[Start Entries]

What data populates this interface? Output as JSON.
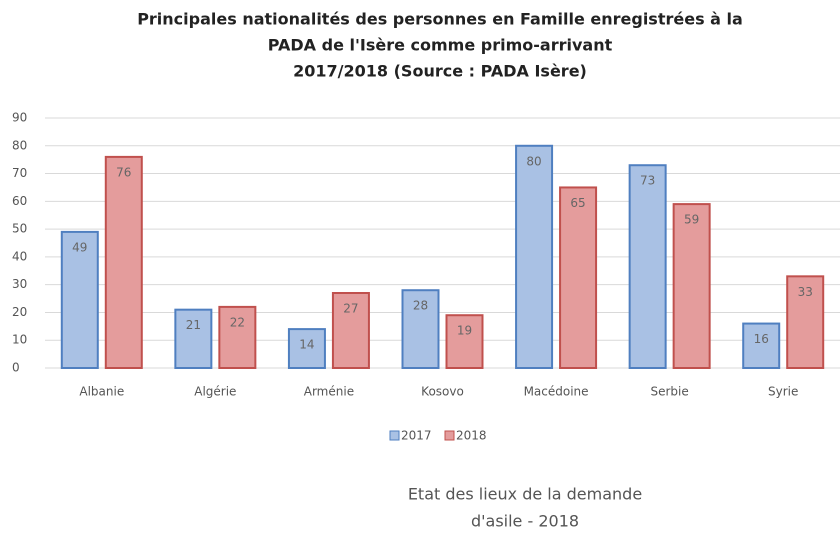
{
  "chart_data": {
    "type": "bar",
    "title": [
      "Principales nationalités des personnes en Famille enregistrées à la",
      "PADA de l'Isère comme primo-arrivant",
      "2017/2018 (Source : PADA Isère)"
    ],
    "categories": [
      "Albanie",
      "Algérie",
      "Arménie",
      "Kosovo",
      "Macédoine",
      "Serbie",
      "Syrie"
    ],
    "series": [
      {
        "name": "2017",
        "color": "#a9c1e4",
        "values": [
          49,
          21,
          14,
          28,
          80,
          73,
          16
        ]
      },
      {
        "name": "2018",
        "color": "#e49c9c",
        "values": [
          76,
          22,
          27,
          19,
          65,
          59,
          33
        ]
      }
    ],
    "ylim": [
      0,
      90
    ],
    "yticks": [
      0,
      10,
      20,
      30,
      40,
      50,
      60,
      70,
      80,
      90
    ],
    "grid": true,
    "legend": "bottom",
    "annotation": [
      "Etat des lieux de la demande",
      "d'asile - 2018"
    ]
  }
}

[End Entries]

▶ **Task directions**
Pictures are not part of the copy; reproduce everything else in the records exactly.

▶ **Exercise solution**
What data populates this interface? Output as JSON.
{
  "chart_data": {
    "type": "bar",
    "title": [
      "Principales nationalités des personnes en Famille enregistrées à la",
      "PADA de l'Isère comme primo-arrivant",
      "2017/2018 (Source : PADA Isère)"
    ],
    "categories": [
      "Albanie",
      "Algérie",
      "Arménie",
      "Kosovo",
      "Macédoine",
      "Serbie",
      "Syrie"
    ],
    "series": [
      {
        "name": "2017",
        "color": "#a9c1e4",
        "values": [
          49,
          21,
          14,
          28,
          80,
          73,
          16
        ]
      },
      {
        "name": "2018",
        "color": "#e49c9c",
        "values": [
          76,
          22,
          27,
          19,
          65,
          59,
          33
        ]
      }
    ],
    "ylim": [
      0,
      90
    ],
    "yticks": [
      0,
      10,
      20,
      30,
      40,
      50,
      60,
      70,
      80,
      90
    ],
    "grid": true,
    "legend": "bottom",
    "annotation": [
      "Etat des lieux de la demande",
      "d'asile - 2018"
    ]
  }
}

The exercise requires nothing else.